DOCUMENT EXTRACT:

It might be a cliched approach, but Braica, as he learned from Norm Roberts during six years as his top deputy while the Red Storm began their climb from a morass former coach Mike Jarvis plunged the program head-first into, has figured out that slow and steady ultimately does win the race.
"Yeah, I know some people are excited," he admitted with regard toward the ever-growing hope and visions of what may lie ahead, "but we've got a long way to go. We're not paying any attention to it, and it's not for lack of gratitude. It's for, I know the kind of trap you can fall into if you start thinking about stuff like that."
No truer words could have been spoken, as Braica is 0-4 in Northeast Conference tournament games since returning to Remsen Street in 2010. That is not to say he or his players were distracted in the moment of truth, but rather, victims to the unpredictable nature of postseason play. Speaking of postseason play, victories against Fairleigh Dickinson and Saint Francis University this week will clinch a regular season NEC title for the Terriers, with its accompanying reward being a guaranteed berth in the National Invitation Tournament that St. Francis can fall back on should they not win their conference tournament. But, as you may expect, the coach of what could be the latest Cinderella story in a city that always embraces the underdog, is looking solely to Thursday night against Greg Herenda and Fairleigh Dickinson, a team whose 12-game losing streak began last month at the hands of the Terriers.

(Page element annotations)

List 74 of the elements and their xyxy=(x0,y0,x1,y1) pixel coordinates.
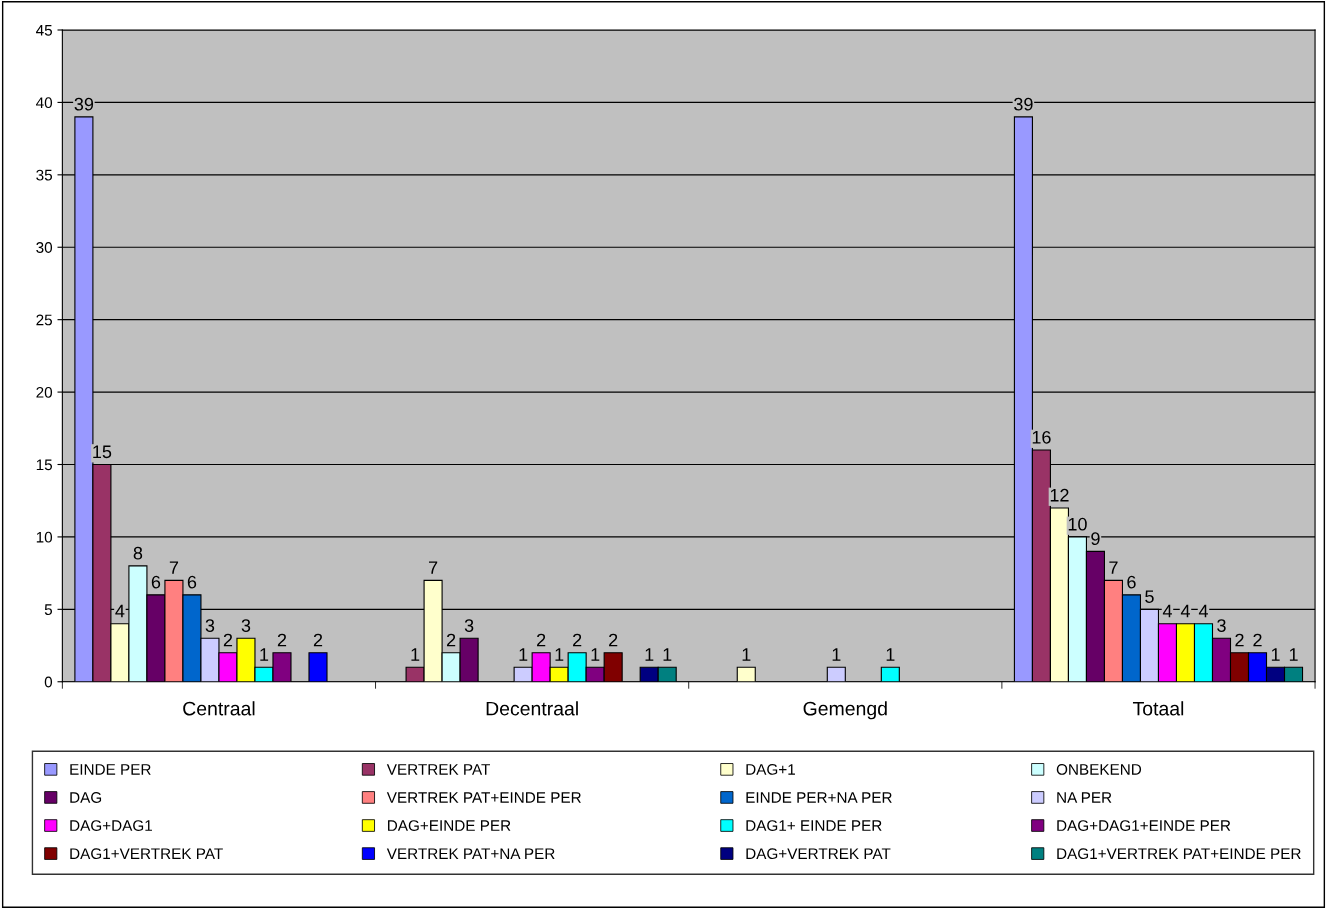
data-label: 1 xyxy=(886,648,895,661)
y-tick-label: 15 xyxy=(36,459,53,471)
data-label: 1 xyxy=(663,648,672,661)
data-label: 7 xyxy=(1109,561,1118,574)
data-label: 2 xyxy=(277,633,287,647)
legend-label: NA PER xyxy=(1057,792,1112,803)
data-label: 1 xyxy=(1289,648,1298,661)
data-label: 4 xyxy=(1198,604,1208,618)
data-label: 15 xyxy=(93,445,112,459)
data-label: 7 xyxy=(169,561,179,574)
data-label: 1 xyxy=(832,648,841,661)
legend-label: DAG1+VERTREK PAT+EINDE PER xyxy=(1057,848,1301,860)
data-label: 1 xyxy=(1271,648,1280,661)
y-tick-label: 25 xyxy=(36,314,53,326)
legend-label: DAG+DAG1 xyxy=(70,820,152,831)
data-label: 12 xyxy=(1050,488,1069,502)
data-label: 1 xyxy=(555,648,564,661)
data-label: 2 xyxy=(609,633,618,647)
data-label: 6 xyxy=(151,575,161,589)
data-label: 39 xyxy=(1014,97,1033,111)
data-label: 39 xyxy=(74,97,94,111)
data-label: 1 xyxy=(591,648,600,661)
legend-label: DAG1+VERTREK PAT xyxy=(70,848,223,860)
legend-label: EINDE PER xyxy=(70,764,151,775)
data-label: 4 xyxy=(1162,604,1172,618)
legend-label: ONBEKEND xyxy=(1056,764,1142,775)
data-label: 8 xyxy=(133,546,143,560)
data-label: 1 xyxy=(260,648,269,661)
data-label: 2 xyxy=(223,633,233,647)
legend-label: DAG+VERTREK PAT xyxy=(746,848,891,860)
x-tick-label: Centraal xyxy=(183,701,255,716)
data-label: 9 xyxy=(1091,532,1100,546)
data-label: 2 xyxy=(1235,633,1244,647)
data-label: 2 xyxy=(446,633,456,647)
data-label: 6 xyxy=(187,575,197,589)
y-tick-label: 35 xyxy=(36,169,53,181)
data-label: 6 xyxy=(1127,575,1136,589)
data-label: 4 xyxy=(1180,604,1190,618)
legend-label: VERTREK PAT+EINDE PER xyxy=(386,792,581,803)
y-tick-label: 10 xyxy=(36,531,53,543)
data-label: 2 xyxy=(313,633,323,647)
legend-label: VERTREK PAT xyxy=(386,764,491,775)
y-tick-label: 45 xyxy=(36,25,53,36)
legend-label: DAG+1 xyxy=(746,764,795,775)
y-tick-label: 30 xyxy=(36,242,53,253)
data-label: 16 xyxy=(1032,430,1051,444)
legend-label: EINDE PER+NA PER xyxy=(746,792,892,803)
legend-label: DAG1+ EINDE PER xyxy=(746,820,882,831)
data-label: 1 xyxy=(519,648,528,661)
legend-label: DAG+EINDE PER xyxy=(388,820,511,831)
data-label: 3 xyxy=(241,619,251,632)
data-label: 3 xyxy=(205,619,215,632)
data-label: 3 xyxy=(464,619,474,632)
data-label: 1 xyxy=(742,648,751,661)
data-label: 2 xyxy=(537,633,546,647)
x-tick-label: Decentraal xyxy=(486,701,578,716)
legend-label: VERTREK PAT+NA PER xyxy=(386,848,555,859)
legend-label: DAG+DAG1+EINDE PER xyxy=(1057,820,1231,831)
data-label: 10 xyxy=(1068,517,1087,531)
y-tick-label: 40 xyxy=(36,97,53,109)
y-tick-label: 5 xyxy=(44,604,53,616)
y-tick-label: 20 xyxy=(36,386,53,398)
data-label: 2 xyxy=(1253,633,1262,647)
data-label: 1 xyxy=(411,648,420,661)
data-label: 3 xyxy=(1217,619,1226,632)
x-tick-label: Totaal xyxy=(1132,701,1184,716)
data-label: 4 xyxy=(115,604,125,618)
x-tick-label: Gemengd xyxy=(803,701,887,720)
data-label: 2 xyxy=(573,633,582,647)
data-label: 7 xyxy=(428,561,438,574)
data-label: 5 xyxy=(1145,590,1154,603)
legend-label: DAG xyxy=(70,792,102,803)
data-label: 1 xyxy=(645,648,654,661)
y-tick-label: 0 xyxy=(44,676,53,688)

---

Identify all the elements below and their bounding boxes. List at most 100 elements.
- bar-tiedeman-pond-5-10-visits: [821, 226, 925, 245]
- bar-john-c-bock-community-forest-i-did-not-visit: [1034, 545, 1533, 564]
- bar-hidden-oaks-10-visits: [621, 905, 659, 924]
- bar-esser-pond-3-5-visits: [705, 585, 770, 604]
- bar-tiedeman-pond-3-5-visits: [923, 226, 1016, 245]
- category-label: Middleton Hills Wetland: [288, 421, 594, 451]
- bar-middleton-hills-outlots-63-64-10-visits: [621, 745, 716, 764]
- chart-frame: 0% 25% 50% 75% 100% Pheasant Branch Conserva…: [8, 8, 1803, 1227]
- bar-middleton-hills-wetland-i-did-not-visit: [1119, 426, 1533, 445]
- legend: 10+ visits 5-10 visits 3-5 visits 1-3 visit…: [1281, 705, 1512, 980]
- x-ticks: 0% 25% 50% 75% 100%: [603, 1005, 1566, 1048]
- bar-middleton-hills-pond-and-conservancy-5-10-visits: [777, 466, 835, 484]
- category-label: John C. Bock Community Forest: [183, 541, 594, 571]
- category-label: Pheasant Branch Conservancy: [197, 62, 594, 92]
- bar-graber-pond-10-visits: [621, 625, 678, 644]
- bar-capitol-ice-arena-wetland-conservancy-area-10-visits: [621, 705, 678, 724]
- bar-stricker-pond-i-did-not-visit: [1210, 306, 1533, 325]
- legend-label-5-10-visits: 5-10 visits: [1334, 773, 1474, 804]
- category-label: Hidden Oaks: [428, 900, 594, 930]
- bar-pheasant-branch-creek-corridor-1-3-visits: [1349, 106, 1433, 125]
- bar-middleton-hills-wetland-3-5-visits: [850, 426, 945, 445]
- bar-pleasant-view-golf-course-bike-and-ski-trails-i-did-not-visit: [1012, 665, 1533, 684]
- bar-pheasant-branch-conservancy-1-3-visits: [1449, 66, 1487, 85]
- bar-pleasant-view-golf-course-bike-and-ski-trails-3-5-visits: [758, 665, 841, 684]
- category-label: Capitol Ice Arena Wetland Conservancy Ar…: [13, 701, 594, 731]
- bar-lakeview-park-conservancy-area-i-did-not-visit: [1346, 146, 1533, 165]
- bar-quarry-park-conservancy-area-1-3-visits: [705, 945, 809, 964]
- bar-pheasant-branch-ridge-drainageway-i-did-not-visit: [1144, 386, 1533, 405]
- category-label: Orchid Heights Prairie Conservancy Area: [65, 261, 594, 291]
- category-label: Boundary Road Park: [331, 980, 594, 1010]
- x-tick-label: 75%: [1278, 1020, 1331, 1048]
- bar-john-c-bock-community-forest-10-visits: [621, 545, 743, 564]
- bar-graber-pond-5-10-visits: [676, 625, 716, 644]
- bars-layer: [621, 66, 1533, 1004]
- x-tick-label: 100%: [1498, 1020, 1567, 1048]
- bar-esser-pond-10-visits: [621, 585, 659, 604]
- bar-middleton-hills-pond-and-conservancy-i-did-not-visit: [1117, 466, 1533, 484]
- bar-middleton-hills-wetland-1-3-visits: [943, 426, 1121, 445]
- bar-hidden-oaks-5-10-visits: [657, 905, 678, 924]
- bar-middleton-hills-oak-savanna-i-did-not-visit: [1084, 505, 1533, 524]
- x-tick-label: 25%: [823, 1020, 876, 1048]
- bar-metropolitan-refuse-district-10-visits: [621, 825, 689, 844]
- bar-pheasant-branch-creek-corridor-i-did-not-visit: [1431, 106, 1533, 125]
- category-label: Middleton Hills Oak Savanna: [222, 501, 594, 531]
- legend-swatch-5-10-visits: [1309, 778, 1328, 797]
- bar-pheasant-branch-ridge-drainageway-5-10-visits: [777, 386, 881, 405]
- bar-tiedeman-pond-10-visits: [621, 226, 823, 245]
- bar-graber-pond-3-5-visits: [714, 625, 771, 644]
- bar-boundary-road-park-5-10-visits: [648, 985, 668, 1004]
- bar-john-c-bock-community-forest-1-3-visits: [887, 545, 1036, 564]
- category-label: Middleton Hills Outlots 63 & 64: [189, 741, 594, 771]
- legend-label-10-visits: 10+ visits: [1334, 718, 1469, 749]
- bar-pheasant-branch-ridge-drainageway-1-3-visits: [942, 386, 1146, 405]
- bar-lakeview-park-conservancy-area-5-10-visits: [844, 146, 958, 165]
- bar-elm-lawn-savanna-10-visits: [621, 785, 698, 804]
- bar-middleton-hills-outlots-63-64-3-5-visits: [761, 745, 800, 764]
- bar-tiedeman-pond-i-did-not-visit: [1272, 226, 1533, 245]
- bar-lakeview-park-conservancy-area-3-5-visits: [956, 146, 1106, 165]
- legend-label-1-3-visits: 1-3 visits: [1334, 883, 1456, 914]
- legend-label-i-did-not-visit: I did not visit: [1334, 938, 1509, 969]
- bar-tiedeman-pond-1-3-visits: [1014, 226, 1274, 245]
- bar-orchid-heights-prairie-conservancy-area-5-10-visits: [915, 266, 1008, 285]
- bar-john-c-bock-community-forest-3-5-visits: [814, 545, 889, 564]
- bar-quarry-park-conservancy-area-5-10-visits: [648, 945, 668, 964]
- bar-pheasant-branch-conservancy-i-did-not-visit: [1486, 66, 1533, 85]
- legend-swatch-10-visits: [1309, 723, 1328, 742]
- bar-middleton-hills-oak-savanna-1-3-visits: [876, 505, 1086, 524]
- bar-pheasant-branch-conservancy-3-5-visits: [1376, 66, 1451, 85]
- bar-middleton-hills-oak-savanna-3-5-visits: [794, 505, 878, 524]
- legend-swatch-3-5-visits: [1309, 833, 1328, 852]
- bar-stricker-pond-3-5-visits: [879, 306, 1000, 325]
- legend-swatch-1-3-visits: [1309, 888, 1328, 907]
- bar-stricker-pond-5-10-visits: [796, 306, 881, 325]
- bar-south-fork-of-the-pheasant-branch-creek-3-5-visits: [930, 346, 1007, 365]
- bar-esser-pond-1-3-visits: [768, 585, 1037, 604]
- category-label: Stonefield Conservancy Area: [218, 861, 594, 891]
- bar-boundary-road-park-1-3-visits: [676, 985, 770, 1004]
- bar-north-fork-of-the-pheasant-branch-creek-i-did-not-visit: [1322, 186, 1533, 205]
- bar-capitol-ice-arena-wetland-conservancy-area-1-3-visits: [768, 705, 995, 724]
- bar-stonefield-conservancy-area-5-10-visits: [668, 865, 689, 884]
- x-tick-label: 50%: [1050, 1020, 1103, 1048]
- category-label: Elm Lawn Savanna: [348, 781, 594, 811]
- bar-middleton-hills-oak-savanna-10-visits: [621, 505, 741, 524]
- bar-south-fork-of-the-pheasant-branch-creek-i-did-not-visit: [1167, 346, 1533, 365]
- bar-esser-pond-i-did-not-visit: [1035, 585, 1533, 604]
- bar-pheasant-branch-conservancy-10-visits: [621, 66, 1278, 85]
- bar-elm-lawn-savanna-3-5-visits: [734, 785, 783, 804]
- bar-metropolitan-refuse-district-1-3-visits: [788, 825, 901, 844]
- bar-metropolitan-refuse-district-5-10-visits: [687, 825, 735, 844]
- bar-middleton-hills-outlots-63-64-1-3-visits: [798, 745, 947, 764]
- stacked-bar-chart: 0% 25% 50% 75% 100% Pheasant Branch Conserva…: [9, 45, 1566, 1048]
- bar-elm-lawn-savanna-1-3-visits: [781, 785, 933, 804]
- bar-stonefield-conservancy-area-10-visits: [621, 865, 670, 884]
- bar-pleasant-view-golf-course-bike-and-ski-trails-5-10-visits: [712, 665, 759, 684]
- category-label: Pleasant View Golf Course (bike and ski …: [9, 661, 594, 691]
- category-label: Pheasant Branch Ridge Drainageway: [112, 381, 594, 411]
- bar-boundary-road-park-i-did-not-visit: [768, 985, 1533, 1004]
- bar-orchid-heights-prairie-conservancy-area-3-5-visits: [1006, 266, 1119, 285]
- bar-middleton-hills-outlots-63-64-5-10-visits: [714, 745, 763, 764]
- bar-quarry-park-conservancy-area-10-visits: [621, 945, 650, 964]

GIVEN REQUEST 1: In the article on St. Francis basketball, write out everything from "It might be" down to "win the race.".
GIVEN REQUEST 2: According to the St. Francis basketball article, why is Braica not paying attention to people's excitement about what may lie ahead?
GIVEN REQUEST 3: What is Braica's record in Northeast Conference tournament games since returning to Remsen Street in 2010, according to the St. Francis basketball article?

SOLUTION 1:
It might be a cliched approach, but Braica, as he learned from Norm Roberts during six years as his top deputy while the Red Storm began their climb from a morass former coach Mike Jarvis plunged the program head-first into, has figured out that slow and steady ultimately does win the race.

SOLUTION 2: He says it is not for lack of gratitude. He knows the kind of trap a team can fall into if it starts thinking about things like that, and he believes they still have a long way to go.

SOLUTION 3: He is 0-4.